>> start MATERIAL SHOWN
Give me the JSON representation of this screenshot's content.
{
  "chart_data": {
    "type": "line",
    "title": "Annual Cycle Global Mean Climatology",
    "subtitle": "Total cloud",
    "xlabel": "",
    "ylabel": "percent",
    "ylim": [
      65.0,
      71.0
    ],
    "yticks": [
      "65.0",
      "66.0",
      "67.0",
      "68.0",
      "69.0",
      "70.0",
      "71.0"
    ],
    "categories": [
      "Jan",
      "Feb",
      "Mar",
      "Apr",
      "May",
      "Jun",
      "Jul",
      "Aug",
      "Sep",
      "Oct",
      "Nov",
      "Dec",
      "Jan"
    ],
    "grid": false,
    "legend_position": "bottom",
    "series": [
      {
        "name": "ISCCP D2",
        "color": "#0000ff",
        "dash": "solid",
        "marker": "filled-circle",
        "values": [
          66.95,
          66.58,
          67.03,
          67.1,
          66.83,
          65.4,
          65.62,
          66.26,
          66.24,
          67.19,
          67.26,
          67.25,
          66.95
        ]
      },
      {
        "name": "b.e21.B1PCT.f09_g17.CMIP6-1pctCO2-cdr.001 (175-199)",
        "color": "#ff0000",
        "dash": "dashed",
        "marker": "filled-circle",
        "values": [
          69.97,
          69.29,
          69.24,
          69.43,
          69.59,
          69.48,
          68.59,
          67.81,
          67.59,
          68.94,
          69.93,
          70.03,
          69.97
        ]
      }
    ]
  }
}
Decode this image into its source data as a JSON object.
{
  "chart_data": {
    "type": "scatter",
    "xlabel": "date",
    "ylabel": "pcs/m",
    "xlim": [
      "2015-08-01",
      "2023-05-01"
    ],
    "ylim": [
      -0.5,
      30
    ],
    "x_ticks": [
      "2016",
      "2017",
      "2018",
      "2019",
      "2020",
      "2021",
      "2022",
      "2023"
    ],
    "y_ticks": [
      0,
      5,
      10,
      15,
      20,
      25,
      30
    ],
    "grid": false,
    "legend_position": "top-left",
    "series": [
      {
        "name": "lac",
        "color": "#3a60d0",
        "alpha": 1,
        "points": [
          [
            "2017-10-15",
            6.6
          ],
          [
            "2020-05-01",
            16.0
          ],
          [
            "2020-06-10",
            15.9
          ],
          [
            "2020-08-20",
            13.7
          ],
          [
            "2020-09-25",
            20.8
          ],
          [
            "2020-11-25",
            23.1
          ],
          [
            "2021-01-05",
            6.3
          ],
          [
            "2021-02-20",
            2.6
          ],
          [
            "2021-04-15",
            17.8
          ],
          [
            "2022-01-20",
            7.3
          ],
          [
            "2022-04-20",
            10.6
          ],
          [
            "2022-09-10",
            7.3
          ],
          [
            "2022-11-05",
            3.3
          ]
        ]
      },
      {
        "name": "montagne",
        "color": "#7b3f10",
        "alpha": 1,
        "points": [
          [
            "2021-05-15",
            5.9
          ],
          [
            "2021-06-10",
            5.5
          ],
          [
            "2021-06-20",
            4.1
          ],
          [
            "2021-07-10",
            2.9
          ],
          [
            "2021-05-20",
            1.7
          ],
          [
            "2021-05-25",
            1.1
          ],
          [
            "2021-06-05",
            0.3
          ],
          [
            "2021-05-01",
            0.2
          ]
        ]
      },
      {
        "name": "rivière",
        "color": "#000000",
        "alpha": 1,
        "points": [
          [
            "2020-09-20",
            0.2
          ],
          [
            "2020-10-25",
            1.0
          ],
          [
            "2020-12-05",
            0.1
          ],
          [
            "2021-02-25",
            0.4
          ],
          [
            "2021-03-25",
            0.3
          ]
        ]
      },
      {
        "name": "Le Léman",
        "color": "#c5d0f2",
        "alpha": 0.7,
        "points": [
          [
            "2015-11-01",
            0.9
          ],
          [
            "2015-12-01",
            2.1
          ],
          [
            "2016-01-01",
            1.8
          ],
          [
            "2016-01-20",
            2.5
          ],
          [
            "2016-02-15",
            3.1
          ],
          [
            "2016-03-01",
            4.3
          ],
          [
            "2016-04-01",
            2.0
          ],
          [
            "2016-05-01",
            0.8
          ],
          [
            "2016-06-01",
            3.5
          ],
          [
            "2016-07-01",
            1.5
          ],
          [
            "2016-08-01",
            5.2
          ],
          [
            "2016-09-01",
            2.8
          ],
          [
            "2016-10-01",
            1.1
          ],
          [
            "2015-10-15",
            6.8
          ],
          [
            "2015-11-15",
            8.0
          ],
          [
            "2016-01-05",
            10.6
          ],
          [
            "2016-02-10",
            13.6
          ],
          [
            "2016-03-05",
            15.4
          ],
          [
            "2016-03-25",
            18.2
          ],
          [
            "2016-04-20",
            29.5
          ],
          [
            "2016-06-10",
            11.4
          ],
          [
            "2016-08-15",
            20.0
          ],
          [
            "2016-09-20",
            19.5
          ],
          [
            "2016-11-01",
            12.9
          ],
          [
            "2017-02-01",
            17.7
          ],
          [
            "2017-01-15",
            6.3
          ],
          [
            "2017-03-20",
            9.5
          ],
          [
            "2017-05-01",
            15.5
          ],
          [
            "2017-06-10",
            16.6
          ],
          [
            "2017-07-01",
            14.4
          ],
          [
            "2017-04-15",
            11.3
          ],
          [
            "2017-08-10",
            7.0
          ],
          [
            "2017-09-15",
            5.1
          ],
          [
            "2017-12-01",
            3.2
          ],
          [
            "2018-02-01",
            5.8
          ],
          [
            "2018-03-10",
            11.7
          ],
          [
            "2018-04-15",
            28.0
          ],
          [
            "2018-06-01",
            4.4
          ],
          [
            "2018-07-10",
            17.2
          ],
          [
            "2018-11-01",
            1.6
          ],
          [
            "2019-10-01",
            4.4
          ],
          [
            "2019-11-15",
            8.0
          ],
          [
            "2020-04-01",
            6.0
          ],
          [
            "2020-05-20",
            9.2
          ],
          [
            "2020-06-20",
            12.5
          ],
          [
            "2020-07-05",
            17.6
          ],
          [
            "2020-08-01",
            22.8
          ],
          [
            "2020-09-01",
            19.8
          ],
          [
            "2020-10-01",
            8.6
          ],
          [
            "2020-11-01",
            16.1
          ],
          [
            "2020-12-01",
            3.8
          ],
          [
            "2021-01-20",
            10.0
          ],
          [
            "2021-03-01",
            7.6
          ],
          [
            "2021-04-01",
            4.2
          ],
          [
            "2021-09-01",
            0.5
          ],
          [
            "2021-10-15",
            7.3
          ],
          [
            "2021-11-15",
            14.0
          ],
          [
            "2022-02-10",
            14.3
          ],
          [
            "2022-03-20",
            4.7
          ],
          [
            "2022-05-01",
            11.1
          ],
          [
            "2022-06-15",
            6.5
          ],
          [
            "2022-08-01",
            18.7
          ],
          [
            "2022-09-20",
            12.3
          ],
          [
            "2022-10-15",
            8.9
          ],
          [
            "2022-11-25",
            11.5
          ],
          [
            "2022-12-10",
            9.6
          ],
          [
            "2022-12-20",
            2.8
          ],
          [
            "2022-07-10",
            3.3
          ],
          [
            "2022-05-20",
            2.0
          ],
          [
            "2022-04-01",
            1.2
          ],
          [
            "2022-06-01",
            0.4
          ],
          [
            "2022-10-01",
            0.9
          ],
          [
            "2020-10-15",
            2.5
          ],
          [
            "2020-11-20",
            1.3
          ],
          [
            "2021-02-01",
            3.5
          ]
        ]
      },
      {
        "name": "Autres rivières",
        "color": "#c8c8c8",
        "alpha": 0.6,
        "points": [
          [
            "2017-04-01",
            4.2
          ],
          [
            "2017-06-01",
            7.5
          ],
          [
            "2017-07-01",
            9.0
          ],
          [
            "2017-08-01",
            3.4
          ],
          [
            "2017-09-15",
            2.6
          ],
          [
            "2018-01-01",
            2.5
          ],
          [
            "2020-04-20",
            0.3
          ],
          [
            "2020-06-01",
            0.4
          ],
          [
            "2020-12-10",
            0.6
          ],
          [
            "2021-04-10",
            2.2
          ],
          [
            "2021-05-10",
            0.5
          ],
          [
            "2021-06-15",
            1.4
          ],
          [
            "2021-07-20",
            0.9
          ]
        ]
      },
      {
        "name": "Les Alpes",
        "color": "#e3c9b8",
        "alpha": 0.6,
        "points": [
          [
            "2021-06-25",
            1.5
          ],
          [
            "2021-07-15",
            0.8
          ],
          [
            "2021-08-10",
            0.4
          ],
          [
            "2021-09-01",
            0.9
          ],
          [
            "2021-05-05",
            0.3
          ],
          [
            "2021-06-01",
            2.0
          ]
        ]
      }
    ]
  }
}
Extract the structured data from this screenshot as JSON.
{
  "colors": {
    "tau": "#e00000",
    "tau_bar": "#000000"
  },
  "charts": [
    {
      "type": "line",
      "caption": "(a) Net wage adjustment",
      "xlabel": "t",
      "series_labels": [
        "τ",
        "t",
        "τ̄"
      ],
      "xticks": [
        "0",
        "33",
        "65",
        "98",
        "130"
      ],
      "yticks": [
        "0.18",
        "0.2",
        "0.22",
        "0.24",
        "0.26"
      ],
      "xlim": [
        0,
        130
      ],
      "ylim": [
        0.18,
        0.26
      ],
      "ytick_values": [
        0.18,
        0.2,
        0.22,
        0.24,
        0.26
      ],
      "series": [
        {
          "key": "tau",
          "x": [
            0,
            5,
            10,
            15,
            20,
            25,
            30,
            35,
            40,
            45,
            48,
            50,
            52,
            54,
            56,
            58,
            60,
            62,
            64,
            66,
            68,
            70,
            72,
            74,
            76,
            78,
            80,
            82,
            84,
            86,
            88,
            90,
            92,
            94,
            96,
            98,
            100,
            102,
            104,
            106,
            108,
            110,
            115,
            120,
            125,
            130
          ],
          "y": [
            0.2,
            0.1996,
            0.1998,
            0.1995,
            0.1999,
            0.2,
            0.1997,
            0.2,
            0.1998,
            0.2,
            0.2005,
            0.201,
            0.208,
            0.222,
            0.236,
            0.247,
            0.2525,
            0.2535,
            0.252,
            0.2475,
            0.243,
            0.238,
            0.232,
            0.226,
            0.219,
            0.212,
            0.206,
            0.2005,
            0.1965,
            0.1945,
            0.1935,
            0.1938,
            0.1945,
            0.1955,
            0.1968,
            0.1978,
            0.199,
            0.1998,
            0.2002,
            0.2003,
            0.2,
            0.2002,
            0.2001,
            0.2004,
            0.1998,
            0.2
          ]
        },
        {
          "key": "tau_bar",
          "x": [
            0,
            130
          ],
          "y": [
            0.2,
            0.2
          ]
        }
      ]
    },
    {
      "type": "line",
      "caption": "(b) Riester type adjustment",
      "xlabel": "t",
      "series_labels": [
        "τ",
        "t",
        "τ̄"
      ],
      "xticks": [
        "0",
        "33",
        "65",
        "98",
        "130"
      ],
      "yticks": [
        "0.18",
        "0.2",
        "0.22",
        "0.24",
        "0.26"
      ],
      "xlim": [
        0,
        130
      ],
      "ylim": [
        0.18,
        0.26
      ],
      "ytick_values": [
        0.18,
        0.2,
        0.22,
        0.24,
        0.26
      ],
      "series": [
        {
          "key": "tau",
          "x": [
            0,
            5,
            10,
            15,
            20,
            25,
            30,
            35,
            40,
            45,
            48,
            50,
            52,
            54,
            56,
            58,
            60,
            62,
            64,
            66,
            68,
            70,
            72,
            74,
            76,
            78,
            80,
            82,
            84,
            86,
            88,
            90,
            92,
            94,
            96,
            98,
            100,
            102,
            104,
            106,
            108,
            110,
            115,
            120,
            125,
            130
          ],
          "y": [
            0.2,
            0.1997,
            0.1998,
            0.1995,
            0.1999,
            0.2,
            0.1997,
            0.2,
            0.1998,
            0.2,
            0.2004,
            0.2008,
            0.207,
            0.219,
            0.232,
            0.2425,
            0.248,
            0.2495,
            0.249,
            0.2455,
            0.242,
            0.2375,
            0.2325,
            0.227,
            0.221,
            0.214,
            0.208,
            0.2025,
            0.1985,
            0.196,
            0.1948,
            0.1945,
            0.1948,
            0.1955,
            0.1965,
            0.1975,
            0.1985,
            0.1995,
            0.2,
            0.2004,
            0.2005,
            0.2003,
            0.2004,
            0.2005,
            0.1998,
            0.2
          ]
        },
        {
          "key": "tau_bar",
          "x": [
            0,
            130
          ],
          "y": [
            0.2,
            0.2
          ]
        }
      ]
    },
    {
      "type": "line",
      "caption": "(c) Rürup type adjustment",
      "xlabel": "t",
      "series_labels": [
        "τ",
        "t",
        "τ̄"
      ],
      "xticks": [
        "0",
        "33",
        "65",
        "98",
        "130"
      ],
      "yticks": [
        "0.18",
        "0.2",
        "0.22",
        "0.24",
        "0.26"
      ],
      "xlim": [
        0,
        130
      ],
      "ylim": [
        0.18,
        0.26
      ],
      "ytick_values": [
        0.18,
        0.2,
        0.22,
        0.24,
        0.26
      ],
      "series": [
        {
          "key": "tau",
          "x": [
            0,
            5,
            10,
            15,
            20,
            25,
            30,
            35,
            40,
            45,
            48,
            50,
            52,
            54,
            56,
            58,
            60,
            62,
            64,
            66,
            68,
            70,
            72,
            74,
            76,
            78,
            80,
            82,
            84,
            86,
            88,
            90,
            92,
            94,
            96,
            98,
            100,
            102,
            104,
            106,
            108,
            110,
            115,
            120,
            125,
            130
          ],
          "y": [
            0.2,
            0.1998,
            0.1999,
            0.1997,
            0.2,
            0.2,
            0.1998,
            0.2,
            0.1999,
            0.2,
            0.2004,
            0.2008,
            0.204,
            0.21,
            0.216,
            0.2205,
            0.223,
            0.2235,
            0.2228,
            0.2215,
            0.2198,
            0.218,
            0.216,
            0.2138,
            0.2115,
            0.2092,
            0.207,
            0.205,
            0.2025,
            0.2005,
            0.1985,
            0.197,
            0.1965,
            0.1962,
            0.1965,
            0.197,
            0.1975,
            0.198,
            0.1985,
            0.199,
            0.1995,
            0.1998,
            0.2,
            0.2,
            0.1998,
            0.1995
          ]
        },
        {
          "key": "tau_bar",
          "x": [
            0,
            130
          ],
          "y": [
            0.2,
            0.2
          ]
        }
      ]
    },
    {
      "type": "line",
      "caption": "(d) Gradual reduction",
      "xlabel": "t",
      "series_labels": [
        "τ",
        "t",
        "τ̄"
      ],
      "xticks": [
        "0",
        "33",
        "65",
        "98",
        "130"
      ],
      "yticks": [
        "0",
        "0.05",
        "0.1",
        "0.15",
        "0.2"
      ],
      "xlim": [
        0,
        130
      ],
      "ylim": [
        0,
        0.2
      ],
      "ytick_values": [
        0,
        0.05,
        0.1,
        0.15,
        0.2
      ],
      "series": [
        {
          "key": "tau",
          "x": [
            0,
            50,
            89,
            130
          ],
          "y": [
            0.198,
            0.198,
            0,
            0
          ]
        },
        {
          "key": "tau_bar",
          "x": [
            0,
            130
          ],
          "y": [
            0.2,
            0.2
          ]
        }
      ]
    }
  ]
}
>> end MATERIAL SHOWN
YOUR TASK.
Which lines include "caption"? Copy each of them out.

SOLUTION TO THIS TASK.
      "caption": "(a) Net wage adjustment",
      "caption": "(b) Riester type adjustment",
      "caption": "(c) Rürup type adjustment",
      "caption": "(d) Gradual reduction",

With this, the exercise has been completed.